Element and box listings
[start]

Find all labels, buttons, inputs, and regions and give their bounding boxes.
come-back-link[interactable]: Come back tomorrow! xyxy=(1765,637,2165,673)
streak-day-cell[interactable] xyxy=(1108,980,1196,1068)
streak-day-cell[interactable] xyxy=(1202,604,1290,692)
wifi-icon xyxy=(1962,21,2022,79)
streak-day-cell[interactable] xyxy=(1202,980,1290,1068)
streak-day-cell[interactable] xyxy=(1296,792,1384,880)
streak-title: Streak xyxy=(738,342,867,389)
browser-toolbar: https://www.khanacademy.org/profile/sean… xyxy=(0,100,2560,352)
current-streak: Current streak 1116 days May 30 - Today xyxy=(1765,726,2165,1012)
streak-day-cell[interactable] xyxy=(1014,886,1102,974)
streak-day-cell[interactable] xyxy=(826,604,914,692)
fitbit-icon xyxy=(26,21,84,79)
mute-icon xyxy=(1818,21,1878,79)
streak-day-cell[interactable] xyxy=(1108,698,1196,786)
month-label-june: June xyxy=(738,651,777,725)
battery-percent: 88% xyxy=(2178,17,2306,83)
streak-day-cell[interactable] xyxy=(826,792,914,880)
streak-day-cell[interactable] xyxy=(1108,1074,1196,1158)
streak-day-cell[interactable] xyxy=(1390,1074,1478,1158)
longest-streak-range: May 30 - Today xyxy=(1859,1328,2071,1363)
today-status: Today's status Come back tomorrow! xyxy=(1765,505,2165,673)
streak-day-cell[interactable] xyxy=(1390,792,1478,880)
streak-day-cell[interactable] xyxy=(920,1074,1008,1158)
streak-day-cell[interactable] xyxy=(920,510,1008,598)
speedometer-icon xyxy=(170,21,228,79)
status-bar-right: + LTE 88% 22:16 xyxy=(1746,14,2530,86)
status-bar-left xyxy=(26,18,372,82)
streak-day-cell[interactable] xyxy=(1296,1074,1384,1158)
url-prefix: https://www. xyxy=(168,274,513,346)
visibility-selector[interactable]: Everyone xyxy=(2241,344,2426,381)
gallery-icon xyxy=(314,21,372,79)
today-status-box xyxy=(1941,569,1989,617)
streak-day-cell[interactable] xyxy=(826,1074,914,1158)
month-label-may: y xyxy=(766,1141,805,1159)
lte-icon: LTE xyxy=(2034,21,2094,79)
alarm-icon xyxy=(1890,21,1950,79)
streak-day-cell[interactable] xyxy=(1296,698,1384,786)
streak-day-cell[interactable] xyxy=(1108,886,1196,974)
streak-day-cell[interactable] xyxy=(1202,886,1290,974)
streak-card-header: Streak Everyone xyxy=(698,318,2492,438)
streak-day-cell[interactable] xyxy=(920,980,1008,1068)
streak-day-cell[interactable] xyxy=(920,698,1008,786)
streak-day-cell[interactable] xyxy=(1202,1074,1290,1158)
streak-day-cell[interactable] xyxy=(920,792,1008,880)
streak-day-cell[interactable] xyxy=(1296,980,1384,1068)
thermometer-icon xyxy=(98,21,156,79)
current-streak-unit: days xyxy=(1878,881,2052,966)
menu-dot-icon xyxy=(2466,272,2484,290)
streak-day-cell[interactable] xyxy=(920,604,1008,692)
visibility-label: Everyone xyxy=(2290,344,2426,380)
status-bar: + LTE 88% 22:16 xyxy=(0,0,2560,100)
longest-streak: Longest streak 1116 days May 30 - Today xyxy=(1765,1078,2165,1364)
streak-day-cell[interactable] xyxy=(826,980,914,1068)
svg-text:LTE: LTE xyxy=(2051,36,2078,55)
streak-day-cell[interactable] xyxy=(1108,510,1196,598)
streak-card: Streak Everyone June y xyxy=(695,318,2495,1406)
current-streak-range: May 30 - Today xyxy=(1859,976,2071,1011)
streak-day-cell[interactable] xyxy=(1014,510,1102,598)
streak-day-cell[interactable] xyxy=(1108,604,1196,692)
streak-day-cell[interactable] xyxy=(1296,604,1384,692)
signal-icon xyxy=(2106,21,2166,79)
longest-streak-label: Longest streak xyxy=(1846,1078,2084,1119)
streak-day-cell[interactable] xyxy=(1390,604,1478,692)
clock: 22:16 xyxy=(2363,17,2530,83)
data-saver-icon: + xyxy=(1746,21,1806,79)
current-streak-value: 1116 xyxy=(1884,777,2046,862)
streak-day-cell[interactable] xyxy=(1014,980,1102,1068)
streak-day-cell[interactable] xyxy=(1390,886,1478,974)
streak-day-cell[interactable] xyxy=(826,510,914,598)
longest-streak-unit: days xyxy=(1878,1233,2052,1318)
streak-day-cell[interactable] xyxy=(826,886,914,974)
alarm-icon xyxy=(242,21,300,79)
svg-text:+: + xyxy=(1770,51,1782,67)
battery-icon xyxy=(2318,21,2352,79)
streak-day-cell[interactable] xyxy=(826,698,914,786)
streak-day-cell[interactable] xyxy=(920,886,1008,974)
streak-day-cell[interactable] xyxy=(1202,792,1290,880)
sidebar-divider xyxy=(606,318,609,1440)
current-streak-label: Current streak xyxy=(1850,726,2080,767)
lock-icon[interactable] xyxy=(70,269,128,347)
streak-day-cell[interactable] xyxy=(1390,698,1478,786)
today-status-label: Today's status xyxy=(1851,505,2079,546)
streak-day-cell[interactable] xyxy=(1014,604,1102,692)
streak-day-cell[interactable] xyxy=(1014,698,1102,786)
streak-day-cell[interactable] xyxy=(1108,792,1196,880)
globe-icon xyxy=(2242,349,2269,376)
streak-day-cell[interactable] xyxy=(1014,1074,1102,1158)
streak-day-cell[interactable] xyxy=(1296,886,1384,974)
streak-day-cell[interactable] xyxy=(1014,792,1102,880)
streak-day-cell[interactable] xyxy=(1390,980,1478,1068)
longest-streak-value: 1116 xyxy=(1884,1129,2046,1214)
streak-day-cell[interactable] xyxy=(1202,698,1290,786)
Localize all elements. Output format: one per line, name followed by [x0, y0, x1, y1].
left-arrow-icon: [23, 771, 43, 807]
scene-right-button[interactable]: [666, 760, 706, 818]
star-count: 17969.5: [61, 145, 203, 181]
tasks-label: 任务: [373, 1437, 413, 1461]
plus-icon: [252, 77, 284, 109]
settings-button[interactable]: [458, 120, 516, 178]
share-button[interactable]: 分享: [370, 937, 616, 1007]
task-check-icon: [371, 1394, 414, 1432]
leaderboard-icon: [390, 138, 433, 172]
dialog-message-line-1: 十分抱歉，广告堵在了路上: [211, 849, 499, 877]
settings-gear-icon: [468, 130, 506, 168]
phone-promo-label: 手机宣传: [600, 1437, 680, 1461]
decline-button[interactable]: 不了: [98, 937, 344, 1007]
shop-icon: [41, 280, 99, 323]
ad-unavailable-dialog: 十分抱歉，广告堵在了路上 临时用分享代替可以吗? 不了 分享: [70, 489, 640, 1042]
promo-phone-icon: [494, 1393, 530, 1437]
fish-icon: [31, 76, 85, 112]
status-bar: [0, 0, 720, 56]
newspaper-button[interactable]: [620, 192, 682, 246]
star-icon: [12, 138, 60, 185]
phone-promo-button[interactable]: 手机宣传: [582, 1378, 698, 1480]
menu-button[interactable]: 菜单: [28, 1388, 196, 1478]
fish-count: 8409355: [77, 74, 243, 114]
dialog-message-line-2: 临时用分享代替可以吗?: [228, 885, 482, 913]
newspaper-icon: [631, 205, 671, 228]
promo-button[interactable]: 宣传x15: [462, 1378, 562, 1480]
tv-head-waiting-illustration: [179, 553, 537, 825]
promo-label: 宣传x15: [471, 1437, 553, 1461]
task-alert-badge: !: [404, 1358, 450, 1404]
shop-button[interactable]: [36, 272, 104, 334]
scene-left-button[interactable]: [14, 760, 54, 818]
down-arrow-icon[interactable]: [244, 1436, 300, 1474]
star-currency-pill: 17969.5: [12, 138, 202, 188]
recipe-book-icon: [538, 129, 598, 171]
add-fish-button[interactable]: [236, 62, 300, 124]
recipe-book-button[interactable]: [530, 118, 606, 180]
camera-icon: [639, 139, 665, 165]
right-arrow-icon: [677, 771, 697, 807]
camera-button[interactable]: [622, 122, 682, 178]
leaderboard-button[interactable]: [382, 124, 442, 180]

[end]

**TASK DETAILS**
Copy out the rows word for word, beginning with the first line and ending with the line that contains "mute-icon xyxy=(1818,21,1878,79)", including that line.

**COMPLETED TASK**
Find all labels, buttons, inputs, and regions and give their bounding boxes.
come-back-link[interactable]: Come back tomorrow! xyxy=(1765,637,2165,673)
streak-day-cell[interactable] xyxy=(1108,980,1196,1068)
streak-day-cell[interactable] xyxy=(1202,604,1290,692)
wifi-icon xyxy=(1962,21,2022,79)
streak-day-cell[interactable] xyxy=(1202,980,1290,1068)
streak-day-cell[interactable] xyxy=(1296,792,1384,880)
streak-title: Streak xyxy=(738,342,867,389)
browser-toolbar: https://www.khanacademy.org/profile/sean… xyxy=(0,100,2560,352)
current-streak: Current streak 1116 days May 30 - Today xyxy=(1765,726,2165,1012)
streak-day-cell[interactable] xyxy=(1014,886,1102,974)
streak-day-cell[interactable] xyxy=(826,604,914,692)
fitbit-icon xyxy=(26,21,84,79)
mute-icon xyxy=(1818,21,1878,79)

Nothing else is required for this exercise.